[Saved data entries]
_ _ _ _
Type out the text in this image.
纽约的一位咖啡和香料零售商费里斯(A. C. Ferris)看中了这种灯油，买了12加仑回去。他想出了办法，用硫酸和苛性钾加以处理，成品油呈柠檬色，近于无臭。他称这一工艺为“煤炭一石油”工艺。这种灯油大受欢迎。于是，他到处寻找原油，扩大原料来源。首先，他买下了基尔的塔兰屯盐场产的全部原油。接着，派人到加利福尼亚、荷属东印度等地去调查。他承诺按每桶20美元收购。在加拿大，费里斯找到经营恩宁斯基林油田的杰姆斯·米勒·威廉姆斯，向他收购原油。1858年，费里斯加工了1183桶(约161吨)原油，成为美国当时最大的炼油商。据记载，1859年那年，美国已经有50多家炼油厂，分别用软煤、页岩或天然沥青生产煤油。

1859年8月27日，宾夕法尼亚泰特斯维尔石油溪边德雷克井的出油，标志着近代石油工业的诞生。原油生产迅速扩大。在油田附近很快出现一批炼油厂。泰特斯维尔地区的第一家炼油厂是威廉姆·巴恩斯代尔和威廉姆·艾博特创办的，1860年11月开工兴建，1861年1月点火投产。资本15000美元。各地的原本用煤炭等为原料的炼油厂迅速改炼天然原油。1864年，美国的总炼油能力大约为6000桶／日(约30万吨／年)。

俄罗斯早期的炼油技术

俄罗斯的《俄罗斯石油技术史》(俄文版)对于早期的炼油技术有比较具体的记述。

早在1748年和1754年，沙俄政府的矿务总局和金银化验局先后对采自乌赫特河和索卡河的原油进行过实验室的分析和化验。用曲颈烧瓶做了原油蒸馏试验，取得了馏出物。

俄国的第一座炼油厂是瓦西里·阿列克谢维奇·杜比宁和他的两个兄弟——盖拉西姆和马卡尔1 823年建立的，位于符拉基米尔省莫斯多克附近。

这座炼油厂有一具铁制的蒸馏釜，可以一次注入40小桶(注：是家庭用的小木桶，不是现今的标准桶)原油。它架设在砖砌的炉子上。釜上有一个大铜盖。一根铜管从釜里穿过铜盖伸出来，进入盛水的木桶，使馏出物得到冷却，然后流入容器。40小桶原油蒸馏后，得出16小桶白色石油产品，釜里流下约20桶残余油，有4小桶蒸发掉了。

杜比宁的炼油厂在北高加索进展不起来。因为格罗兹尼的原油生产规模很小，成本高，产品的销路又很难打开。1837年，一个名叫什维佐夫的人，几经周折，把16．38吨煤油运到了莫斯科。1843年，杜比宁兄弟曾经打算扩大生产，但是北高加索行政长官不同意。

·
_ _ _ _
Written request: Your task is to repeat each line of the material exactly.

Answer to this exercise:
Type out the text in this image.
纽约的一位咖啡和香料零售商费里斯(A. C. Ferris)看中了这种灯油，买了12加仑回去。他想出了办法，用硫酸和苛性钾加以处理，成品油呈柠檬色，近于无臭。他称这一工艺为“煤炭一石油”工艺。这种灯油大受欢迎。于是，他到处寻找原油，扩大原料来源。首先，他买下了基尔的塔兰屯盐场产的全部原油。接着，派人到加利福尼亚、荷属东印度等地去调查。他承诺按每桶20美元收购。在加拿大，费里斯找到经营恩宁斯基林油田的杰姆斯·米勒·威廉姆斯，向他收购原油。1858年，费里斯加工了1183桶(约161吨)原油，成为美国当时最大的炼油商。据记载，1859年那年，美国已经有50多家炼油厂，分别用软煤、页岩或天然沥青生产煤油。

1859年8月27日，宾夕法尼亚泰特斯维尔石油溪边德雷克井的出油，标志着近代石油工业的诞生。原油生产迅速扩大。在油田附近很快出现一批炼油厂。泰特斯维尔地区的第一家炼油厂是威廉姆·巴恩斯代尔和威廉姆·艾博特创办的，1860年11月开工兴建，1861年1月点火投产。资本15000美元。各地的原本用煤炭等为原料的炼油厂迅速改炼天然原油。1864年，美国的总炼油能力大约为6000桶／日(约30万吨／年)。

俄罗斯早期的炼油技术

俄罗斯的《俄罗斯石油技术史》(俄文版)对于早期的炼油技术有比较具体的记述。

早在1748年和1754年，沙俄政府的矿务总局和金银化验局先后对采自乌赫特河和索卡河的原油进行过实验室的分析和化验。用曲颈烧瓶做了原油蒸馏试验，取得了馏出物。

俄国的第一座炼油厂是瓦西里·阿列克谢维奇·杜比宁和他的两个兄弟——盖拉西姆和马卡尔1 823年建立的，位于符拉基米尔省莫斯多克附近。

这座炼油厂有一具铁制的蒸馏釜，可以一次注入40小桶(注：是家庭用的小木桶，不是现今的标准桶)原油。它架设在砖砌的炉子上。釜上有一个大铜盖。一根铜管从釜里穿过铜盖伸出来，进入盛水的木桶，使馏出物得到冷却，然后流入容器。40小桶原油蒸馏后，得出16小桶白色石油产品，釜里流下约20桶残余油，有4小桶蒸发掉了。

杜比宁的炼油厂在北高加索进展不起来。因为格罗兹尼的原油生产规模很小，成本高，产品的销路又很难打开。1837年，一个名叫什维佐夫的人，几经周折，把16．38吨煤油运到了莫斯科。1843年，杜比宁兄弟曾经打算扩大生产，但是北高加索行政长官不同意。

·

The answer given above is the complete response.